WHAT THE TASK REQUIRES –
Copy out, word for word, the records from their first line through the line containing "day-number: 28: [133, 460, 229, 474]", including both ends.

[Start DATA LISTING]

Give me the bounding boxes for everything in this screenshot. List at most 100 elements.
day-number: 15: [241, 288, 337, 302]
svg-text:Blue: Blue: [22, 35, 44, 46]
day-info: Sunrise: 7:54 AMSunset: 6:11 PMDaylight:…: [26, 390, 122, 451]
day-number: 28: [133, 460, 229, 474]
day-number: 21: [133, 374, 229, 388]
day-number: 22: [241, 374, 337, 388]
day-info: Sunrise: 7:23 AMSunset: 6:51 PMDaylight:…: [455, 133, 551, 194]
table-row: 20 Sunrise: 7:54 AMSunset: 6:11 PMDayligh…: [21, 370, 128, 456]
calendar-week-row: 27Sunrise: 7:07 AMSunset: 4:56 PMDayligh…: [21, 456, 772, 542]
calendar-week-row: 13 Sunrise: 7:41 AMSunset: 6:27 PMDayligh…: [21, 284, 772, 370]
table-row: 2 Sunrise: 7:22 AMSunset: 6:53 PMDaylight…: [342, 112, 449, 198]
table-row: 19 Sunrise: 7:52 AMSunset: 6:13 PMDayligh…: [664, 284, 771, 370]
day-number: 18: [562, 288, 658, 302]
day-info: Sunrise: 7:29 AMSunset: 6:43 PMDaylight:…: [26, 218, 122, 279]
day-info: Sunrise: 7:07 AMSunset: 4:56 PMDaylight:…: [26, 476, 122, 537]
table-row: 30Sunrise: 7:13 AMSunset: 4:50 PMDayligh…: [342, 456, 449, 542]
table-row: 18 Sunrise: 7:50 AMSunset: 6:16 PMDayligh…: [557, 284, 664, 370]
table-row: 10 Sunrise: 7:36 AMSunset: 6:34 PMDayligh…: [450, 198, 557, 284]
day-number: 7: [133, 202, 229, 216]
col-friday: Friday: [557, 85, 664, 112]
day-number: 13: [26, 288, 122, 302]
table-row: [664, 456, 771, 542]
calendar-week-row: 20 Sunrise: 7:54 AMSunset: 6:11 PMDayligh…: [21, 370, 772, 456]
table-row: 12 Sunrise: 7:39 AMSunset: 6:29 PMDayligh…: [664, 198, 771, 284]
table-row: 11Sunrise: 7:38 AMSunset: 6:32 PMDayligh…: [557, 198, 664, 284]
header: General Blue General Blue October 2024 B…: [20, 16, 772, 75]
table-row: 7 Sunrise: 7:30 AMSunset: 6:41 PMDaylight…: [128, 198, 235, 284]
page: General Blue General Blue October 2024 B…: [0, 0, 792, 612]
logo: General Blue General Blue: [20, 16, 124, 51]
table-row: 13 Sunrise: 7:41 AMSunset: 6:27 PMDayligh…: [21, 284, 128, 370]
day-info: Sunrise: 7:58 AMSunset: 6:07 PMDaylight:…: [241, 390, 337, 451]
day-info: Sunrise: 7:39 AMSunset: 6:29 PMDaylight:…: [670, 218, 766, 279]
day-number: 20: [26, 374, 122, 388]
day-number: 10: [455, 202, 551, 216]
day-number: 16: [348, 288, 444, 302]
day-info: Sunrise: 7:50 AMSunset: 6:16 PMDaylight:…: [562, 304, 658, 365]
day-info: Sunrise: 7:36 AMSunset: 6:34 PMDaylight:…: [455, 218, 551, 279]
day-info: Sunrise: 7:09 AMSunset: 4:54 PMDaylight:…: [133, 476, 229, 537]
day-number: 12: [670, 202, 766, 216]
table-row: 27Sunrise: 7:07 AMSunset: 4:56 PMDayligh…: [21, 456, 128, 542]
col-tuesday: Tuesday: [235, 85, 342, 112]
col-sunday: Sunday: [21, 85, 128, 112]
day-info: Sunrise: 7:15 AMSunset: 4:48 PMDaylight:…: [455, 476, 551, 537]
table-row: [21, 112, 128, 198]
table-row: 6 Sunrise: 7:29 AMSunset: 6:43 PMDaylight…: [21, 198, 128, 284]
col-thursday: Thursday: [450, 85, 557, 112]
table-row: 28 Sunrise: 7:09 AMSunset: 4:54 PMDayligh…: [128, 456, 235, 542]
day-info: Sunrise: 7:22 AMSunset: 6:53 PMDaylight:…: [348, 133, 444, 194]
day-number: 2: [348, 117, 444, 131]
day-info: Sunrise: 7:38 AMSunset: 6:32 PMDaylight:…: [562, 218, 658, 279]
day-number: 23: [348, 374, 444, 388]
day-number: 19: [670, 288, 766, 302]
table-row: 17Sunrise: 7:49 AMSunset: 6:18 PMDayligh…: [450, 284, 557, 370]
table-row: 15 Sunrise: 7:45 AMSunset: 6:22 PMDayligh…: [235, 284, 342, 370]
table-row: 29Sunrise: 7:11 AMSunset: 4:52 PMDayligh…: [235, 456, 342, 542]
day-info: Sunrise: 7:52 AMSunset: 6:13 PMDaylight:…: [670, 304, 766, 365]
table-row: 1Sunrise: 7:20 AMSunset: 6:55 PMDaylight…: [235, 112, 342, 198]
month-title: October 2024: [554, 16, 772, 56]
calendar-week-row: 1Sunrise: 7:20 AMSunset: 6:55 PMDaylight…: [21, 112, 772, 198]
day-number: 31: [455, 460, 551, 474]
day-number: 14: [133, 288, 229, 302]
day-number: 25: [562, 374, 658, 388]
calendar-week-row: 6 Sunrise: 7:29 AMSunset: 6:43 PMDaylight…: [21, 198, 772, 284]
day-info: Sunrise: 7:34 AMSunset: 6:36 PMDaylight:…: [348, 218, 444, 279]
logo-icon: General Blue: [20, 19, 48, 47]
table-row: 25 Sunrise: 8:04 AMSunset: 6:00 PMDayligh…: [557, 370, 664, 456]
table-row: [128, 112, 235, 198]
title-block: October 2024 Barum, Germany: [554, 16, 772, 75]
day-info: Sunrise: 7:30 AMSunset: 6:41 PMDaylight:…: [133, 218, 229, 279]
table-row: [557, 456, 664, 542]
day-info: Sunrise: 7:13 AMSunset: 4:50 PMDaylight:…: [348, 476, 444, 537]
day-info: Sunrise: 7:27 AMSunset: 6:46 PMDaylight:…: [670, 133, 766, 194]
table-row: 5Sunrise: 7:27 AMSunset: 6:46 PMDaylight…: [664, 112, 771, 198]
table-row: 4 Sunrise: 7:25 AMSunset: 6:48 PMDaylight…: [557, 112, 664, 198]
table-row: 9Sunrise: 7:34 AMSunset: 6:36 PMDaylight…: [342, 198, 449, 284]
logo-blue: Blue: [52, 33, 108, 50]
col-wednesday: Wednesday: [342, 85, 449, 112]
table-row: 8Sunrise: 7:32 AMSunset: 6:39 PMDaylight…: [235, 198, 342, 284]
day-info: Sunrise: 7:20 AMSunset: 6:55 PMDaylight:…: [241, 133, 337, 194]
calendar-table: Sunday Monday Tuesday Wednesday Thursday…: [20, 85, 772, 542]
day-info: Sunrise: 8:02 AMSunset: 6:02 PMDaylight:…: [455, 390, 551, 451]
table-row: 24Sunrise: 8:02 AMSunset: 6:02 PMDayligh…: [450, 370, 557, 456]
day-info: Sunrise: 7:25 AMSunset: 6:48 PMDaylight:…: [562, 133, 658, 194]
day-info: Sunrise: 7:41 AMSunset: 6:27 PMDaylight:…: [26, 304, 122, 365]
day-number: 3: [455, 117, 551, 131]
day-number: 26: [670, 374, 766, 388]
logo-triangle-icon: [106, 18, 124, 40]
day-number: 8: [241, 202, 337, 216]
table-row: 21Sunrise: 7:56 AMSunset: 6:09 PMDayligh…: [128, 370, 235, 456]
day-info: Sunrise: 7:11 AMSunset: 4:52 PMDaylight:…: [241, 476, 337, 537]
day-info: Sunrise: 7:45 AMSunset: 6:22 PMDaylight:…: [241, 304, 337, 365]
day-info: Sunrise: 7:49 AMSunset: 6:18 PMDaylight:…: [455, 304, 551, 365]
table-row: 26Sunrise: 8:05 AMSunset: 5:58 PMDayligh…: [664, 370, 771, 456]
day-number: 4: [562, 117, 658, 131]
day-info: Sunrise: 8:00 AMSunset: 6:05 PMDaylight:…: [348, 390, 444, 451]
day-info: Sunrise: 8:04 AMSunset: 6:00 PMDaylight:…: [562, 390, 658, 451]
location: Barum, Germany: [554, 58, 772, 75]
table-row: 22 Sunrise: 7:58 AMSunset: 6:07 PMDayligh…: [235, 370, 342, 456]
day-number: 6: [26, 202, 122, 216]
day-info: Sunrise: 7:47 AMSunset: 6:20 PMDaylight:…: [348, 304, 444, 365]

[End DATA LISTING]

PROBLEM SOLUTION –
Give me the bounding boxes for everything in this screenshot. List at most 100 elements.
day-number: 15: [241, 288, 337, 302]
svg-text:Blue: Blue: [22, 35, 44, 46]
day-info: Sunrise: 7:54 AMSunset: 6:11 PMDaylight:…: [26, 390, 122, 451]
day-number: 28: [133, 460, 229, 474]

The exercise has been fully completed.